## BEGIN
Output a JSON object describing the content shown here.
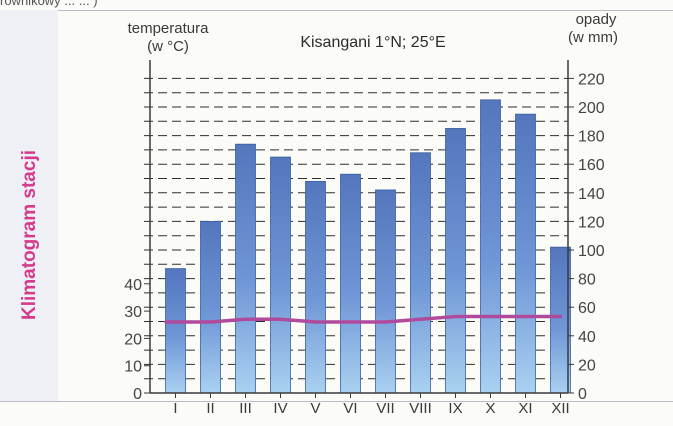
{
  "page": {
    "side_label": "Klimatogram stacji",
    "top_snippet": "równikowy ... ... )"
  },
  "chart_data": {
    "type": "bar",
    "title": "Kisangani 1°N; 25°E",
    "left_axis_title": [
      "temperatura",
      "(w °C)"
    ],
    "right_axis_title": [
      "opady",
      "(w mm)"
    ],
    "categories": [
      "I",
      "II",
      "III",
      "IV",
      "V",
      "VI",
      "VII",
      "VIII",
      "IX",
      "X",
      "XI",
      "XII"
    ],
    "precipitation_mm": [
      87,
      120,
      174,
      165,
      148,
      153,
      142,
      168,
      185,
      205,
      195,
      102
    ],
    "temperature_c": [
      26,
      26,
      27,
      27,
      26,
      26,
      26,
      27,
      28,
      28,
      28,
      28
    ],
    "left_axis": {
      "ticks": [
        0,
        10,
        20,
        30,
        40
      ],
      "range": [
        0,
        40
      ]
    },
    "right_axis": {
      "ticks": [
        0,
        20,
        40,
        60,
        80,
        100,
        120,
        140,
        160,
        180,
        200,
        220
      ],
      "range": [
        0,
        220
      ]
    },
    "grid": true,
    "colors": {
      "bar": "#6f96d6",
      "bar_top": "#5476bd",
      "bar_bottom": "#a9d1f0",
      "line": "#b04a9c",
      "grid": "#2e2e2e"
    }
  }
}
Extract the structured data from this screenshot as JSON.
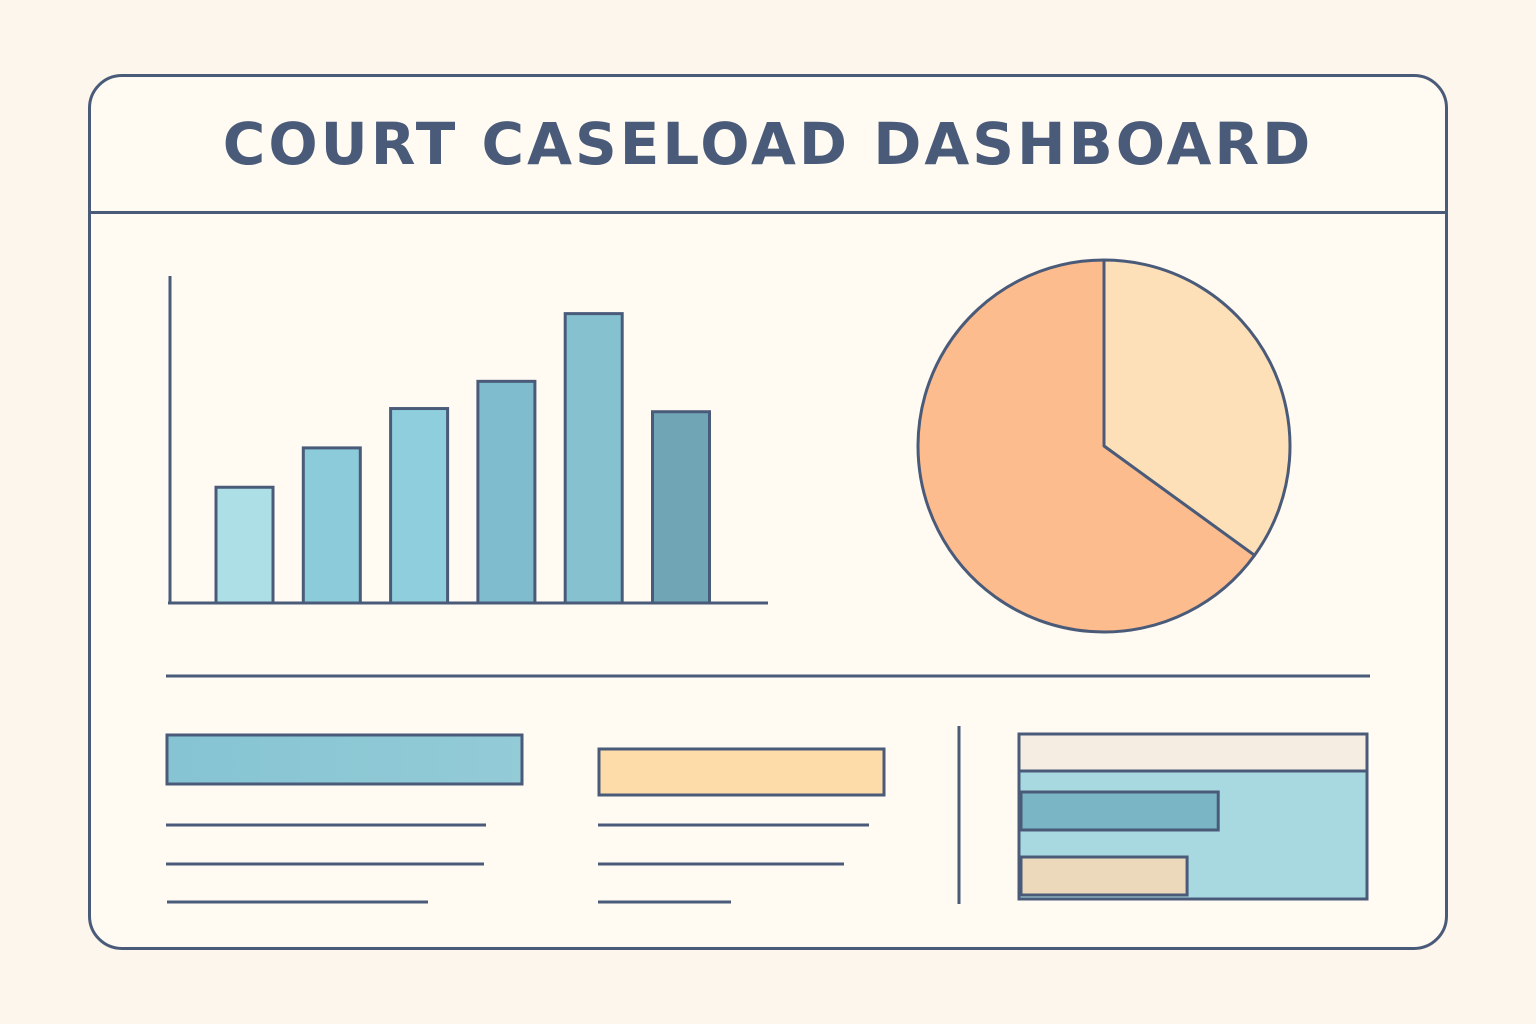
{
  "header": {
    "title": "COURT CASELOAD DASHBOARD"
  },
  "colors": {
    "background": "#fdf6ec",
    "panel": "#fffaf2",
    "outline": "#4a5b7a",
    "bar_palette": [
      "#ade0e6",
      "#8ccbd9",
      "#8fcfdd",
      "#7fbccd",
      "#86c1d0",
      "#6fa5b5"
    ],
    "pie_large": "#fdbc8e",
    "pie_small": "#fde0b8",
    "card_blue": "#8ac6d4",
    "card_peach": "#fddcaa",
    "mini_header": "#f5ede2",
    "mini_bg": "#a9d9e0",
    "mini_bar_blue": "#79b5c5",
    "mini_bar_tan": "#ecd8bb"
  },
  "chart_data": [
    {
      "type": "bar",
      "categories": [
        "",
        "",
        "",
        "",
        "",
        ""
      ],
      "values": [
        40,
        53.6,
        67.2,
        76.6,
        100,
        66.1
      ],
      "ylim": [
        0,
        113
      ],
      "title": "",
      "xlabel": "",
      "ylabel": "",
      "grid": false
    },
    {
      "type": "pie",
      "slices": [
        {
          "value": 65,
          "color": "#fdbc8e"
        },
        {
          "value": 35,
          "color": "#fde0b8"
        }
      ],
      "title": ""
    },
    {
      "type": "bar",
      "orientation": "horizontal",
      "categories": [
        "",
        ""
      ],
      "values": [
        57,
        48
      ],
      "xlim": [
        0,
        100
      ],
      "title": ""
    }
  ]
}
## END
● **What the task asks**
Write out the listing above exactly as it stands, pictures excluded.

● **Finished answer**
Output a JSON object describing the content shown here.
{
  "page": {
    "side_label": "Klimatogram stacji",
    "top_snippet": "równikowy ... ... )"
  },
  "chart_data": {
    "type": "bar",
    "title": "Kisangani 1°N; 25°E",
    "left_axis_title": [
      "temperatura",
      "(w °C)"
    ],
    "right_axis_title": [
      "opady",
      "(w mm)"
    ],
    "categories": [
      "I",
      "II",
      "III",
      "IV",
      "V",
      "VI",
      "VII",
      "VIII",
      "IX",
      "X",
      "XI",
      "XII"
    ],
    "precipitation_mm": [
      87,
      120,
      174,
      165,
      148,
      153,
      142,
      168,
      185,
      205,
      195,
      102
    ],
    "temperature_c": [
      26,
      26,
      27,
      27,
      26,
      26,
      26,
      27,
      28,
      28,
      28,
      28
    ],
    "left_axis": {
      "ticks": [
        0,
        10,
        20,
        30,
        40
      ],
      "range": [
        0,
        40
      ]
    },
    "right_axis": {
      "ticks": [
        0,
        20,
        40,
        60,
        80,
        100,
        120,
        140,
        160,
        180,
        200,
        220
      ],
      "range": [
        0,
        220
      ]
    },
    "grid": true,
    "colors": {
      "bar": "#6f96d6",
      "bar_top": "#5476bd",
      "bar_bottom": "#a9d1f0",
      "line": "#b04a9c",
      "grid": "#2e2e2e"
    }
  }
}
Extract the structured data from this screenshot as JSON.
{
  "header": {
    "title": "COURT CASELOAD DASHBOARD"
  },
  "colors": {
    "background": "#fdf6ec",
    "panel": "#fffaf2",
    "outline": "#4a5b7a",
    "bar_palette": [
      "#ade0e6",
      "#8ccbd9",
      "#8fcfdd",
      "#7fbccd",
      "#86c1d0",
      "#6fa5b5"
    ],
    "pie_large": "#fdbc8e",
    "pie_small": "#fde0b8",
    "card_blue": "#8ac6d4",
    "card_peach": "#fddcaa",
    "mini_header": "#f5ede2",
    "mini_bg": "#a9d9e0",
    "mini_bar_blue": "#79b5c5",
    "mini_bar_tan": "#ecd8bb"
  },
  "chart_data": [
    {
      "type": "bar",
      "categories": [
        "",
        "",
        "",
        "",
        "",
        ""
      ],
      "values": [
        40,
        53.6,
        67.2,
        76.6,
        100,
        66.1
      ],
      "ylim": [
        0,
        113
      ],
      "title": "",
      "xlabel": "",
      "ylabel": "",
      "grid": false
    },
    {
      "type": "pie",
      "slices": [
        {
          "value": 65,
          "color": "#fdbc8e"
        },
        {
          "value": 35,
          "color": "#fde0b8"
        }
      ],
      "title": ""
    },
    {
      "type": "bar",
      "orientation": "horizontal",
      "categories": [
        "",
        ""
      ],
      "values": [
        57,
        48
      ],
      "xlim": [
        0,
        100
      ],
      "title": ""
    }
  ]
}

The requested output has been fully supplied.